[Texte cité]
++++++++++++++++++++

Rockin’ Squat : rencontre avec une légende du rap français

Voilà plus de 30 ans que Rockin' Squat empile les lignes sur le C.V. : un rôle de fer de lance avec Assassin, des classiques à la pelle, plus d'un million de disques vendus et quatre albums solos exigeants. Les trois premiers formaient une trilogie. Le dernier en date, « 432Hz », constitue une nouvelle étape sur laquelle le rappeur français revient en interview.

Tu n'avais plus sorti de véritable album depuis 2010. Sur quelle impulsion as-tu mis en chantier « 432Hz » ?

Ce nouvel album est le fruit de trois ans de travail et de mûre réflexion. Après la tournée marathon autour de ma trilogie « Confessions d’un enfant du siècle », je me suis beaucoup investi dans des projets culturels dans les favelas de Rio de Janeiro. Ça m’a beaucoup occupé, mais je conservais l’envie de sortir un nouvel album original et très musical. Le projet est né de mon travail avec le musicien et producteur Stéphane Green, un ami de longue date. Ensemble, on a tout mis en place, dès les premières maquettes on savait qu’on allait enregistrer à New York avec des virtuoses de la musique. 

Après tout ce temps, est-ce facile pour toi de composer, produire, enregistrer et publier un nouvel album ? Étant indépendant, tu te confrontes à quelle réalité quand tu te lances dans ce genre de projet ?

Je suis victime du Grand Capital et de sa mondialisation comme tous les petits artisans qu’on veut réduire au silence... C’est une lutte permanente de pouvoir exister face aux corporations qui règnent en maître sur l’économie mondiale. On a choisi de se battre avec les armes que l’on a, mais même comme ça, énormément de personnes susceptibles d’être intéressées par mon album ne savent même pas qu’il est sorti… Heureusement, le message passe et notre site univers432.com est plus actif que jamais ! 

Le titre de l'album est une référence considérée comme réparatrice et apaisante. Tu es en quête de paix intérieur ?

Tout ce que j’entreprends est fait dans l’idée de trouver l’équilibre intérieur, mais comme je le disais déjà en 2007 dans mon titre 500 ans : « La paix n'existe que sur l'instant, comme la haine d'ailleurs / À vrai dire, tout sentiment dépend souvent de ton intérieur / Mais notre intérieur dépend de notre extérieur / Et quand l'extérieur est pollué, ça joue sur notre intérieur. »

++++++++++++++++++++

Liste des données
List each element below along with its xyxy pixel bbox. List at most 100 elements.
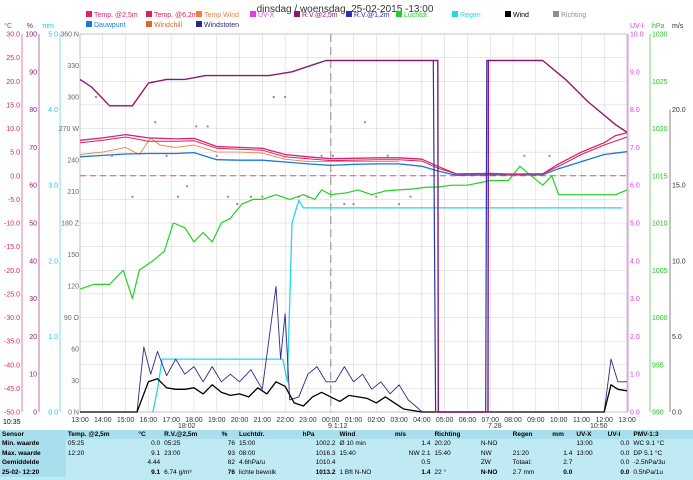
richting-point <box>154 121 157 124</box>
axis-tick-temp: 0.0 <box>10 173 20 180</box>
richting-point <box>284 96 287 98</box>
legend-label-windchill: Windchill <box>154 22 182 29</box>
annotation-a2: 9.1:12 <box>328 423 348 430</box>
axis-tick-pct: 40 <box>29 258 37 265</box>
axis-tick-uv: 4.0 <box>630 258 640 265</box>
x-tick-label: 17:00 <box>162 417 180 424</box>
richting-point <box>131 195 134 198</box>
x-tick-label: 09:00 <box>527 417 545 424</box>
table-cell: 1002.2 <box>315 440 336 448</box>
richting-point <box>375 195 378 198</box>
axis-tick-dir: 270 W <box>59 126 80 133</box>
table-cell: 93 <box>227 449 235 457</box>
richting-point <box>352 203 355 206</box>
legend-label-regen: Regen <box>460 12 481 19</box>
table-cell: NW <box>480 449 492 457</box>
annotation-a3: 7.28 <box>488 423 502 430</box>
axis-tick-uv: 3.0 <box>630 296 640 303</box>
table-row: 25-02- 12:20 9.1 6.74 g/m³ 76 lichte bewolk 1… <box>0 467 693 478</box>
legend-swatch-richting <box>553 11 559 17</box>
grid <box>79 33 628 413</box>
richting-point <box>398 203 401 206</box>
axis-tick-pct: 60 <box>29 183 37 190</box>
table-cell <box>574 468 605 477</box>
axis-tick-ms: 20.0 <box>672 107 686 114</box>
axis-tick-uv: 9.0 <box>630 69 640 76</box>
x-tick-label: 15:00 <box>117 417 135 424</box>
legend-swatch-windstoten <box>196 21 202 27</box>
richting-point <box>272 96 275 98</box>
table-cell: Ø 10 min <box>339 440 366 448</box>
annotation-a1: 18:02 <box>178 423 196 430</box>
axis-tick-temp: 30.0 <box>6 32 20 39</box>
axis-tick-pct: 10 <box>29 372 37 379</box>
table-cell: 21:20 <box>512 449 529 457</box>
table-cell: 4.44 <box>147 459 161 467</box>
table-cell: 4.6hPa/u <box>238 459 265 467</box>
series-group <box>79 59 628 413</box>
table-header-cell: Wind <box>337 430 393 440</box>
series-line-temp25 <box>79 132 628 175</box>
axis-tick-pct: 20 <box>29 334 37 341</box>
axis-header-hpa: hPa <box>652 23 665 30</box>
table-cell: Totaal: <box>512 459 532 467</box>
table-cell: 13:00 <box>576 449 593 457</box>
table-cell: 22 ° <box>434 468 447 476</box>
legend-label-richting: Richting <box>561 12 586 19</box>
table-cell: N-NO <box>480 468 498 476</box>
table-header-cell <box>478 430 511 440</box>
axis-tick-temp: -40.0 <box>4 362 20 369</box>
axis-tick-dir: 210 <box>67 189 79 196</box>
axis-tick-pct: 80 <box>29 107 37 114</box>
x-tick-label: 11:00 <box>573 417 590 424</box>
axis-header-uv: UV-I <box>630 23 644 30</box>
x-tick-label: 04:00 <box>413 417 431 424</box>
legend-swatch-dauwpunt <box>86 21 92 27</box>
table-cell: Gemiddelde <box>0 458 66 468</box>
legend-swatch-luchtdr <box>396 11 402 17</box>
table-cell <box>66 458 136 467</box>
axis-tick-temp: -20.0 <box>4 268 20 275</box>
table-cell <box>550 439 574 448</box>
table-cell: 2.7 <box>563 459 573 467</box>
axis-tick-uv: 6.0 <box>630 183 640 190</box>
axis-tick-uv: 8.0 <box>630 107 640 114</box>
axis-tick-ms: 5.0 <box>672 334 682 341</box>
axis-tick-hpa: 1025 <box>652 79 668 86</box>
axis-tick-dir: 360 N <box>60 32 79 39</box>
legend-swatch-uvx <box>250 11 256 17</box>
axis-tick-hpa: 1020 <box>652 126 668 133</box>
annotation-left-bottom: 10:35 <box>3 419 21 426</box>
table-cell: 0.0 <box>620 440 630 448</box>
richting-point <box>249 195 252 198</box>
table-header-cell: °C <box>136 430 163 440</box>
richting-point <box>227 195 230 198</box>
table-cell: 20:20 <box>434 440 451 448</box>
table-cell <box>66 468 136 477</box>
table-cell <box>511 439 551 448</box>
axis-tick-dir: 30 <box>71 378 79 385</box>
table-cell: WC 9.1 °C <box>633 440 665 448</box>
table-row: Max. waarde 12:20 9.1 23:00 93 08:00 1016.3 15:… <box>0 448 693 459</box>
richting-point <box>94 96 97 98</box>
axis-tick-uv: 7.0 <box>630 145 640 152</box>
x-tick-label: 12:00 <box>595 417 613 424</box>
table-cell <box>687 468 693 477</box>
axis-tick-ms: 10.0 <box>672 258 686 265</box>
richting-point <box>320 154 323 157</box>
axis-tick-dir: 150 <box>67 252 79 259</box>
table-cell: 15:40 <box>434 449 451 457</box>
richting-point <box>331 154 334 157</box>
legend-swatch-wind <box>505 11 511 17</box>
table-cell: 6.74 g/m³ <box>164 468 192 476</box>
table-cell: lichte bewolk <box>238 468 277 476</box>
x-tick-label: 13:00 <box>71 417 89 424</box>
richting-point <box>363 121 366 124</box>
series-line-windstoten <box>80 286 627 413</box>
legend-label-tempwind: Temp Wind <box>204 12 239 19</box>
table-cell: 2.7 mm <box>512 468 535 476</box>
axis-tick-dir: 330 <box>67 63 79 70</box>
annotation-a4: 10:50 <box>590 423 608 430</box>
axis-tick-temp: 25.0 <box>6 55 20 62</box>
axis-tick-temp: 5.0 <box>10 150 20 157</box>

++++++++++++++++++++

[Exercice écrit A] Pourriez-vous restituer à l'identique le passage de l'entretien avec Rockin' Squat qui commence par « Tu n'avais plus » et se poursuit jusqu'à « de la musique. » ?
[Exercice écrit B] Pourriez-vous ressaisir telles quelles, dans la liste des données, les lignes qui commencent à celle contenant « richting-point <box>154 121 157 124</box> » et se poursuivent jusqu'à celle contenant « x-tick-label: 09:00 <box>527 », ces deux lignes comprises ?

[Réponse correcte A]
Tu n'avais plus sorti de véritable album depuis 2010. Sur quelle impulsion as-tu mis en chantier « 432Hz » ?

Ce nouvel album est le fruit de trois ans de travail et de mûre réflexion. Après la tournée marathon autour de ma trilogie « Confessions d’un enfant du siècle », je me suis beaucoup investi dans des projets culturels dans les favelas de Rio de Janeiro. Ça m’a beaucoup occupé, mais je conservais l’envie de sortir un nouvel album original et très musical. Le projet est né de mon travail avec le musicien et producteur Stéphane Green, un ami de longue date. Ensemble, on a tout mis en place, dès les premières maquettes on savait qu’on allait enregistrer à New York avec des virtuoses de la musique.

[Réponse correcte B]
richting-point <box>154 121 157 124</box>
axis-tick-temp: 0.0 <box>10 173 20 180</box>
richting-point <box>284 96 287 98</box>
legend-label-windchill: Windchill <box>154 22 182 29</box>
annotation-a2: 9.1:12 <box>328 423 348 430</box>
axis-tick-pct: 40 <box>29 258 37 265</box>
axis-tick-uv: 4.0 <box>630 258 640 265</box>
x-tick-label: 17:00 <box>162 417 180 424</box>
richting-point <box>131 195 134 198</box>
x-tick-label: 09:00 <box>527 417 545 424</box>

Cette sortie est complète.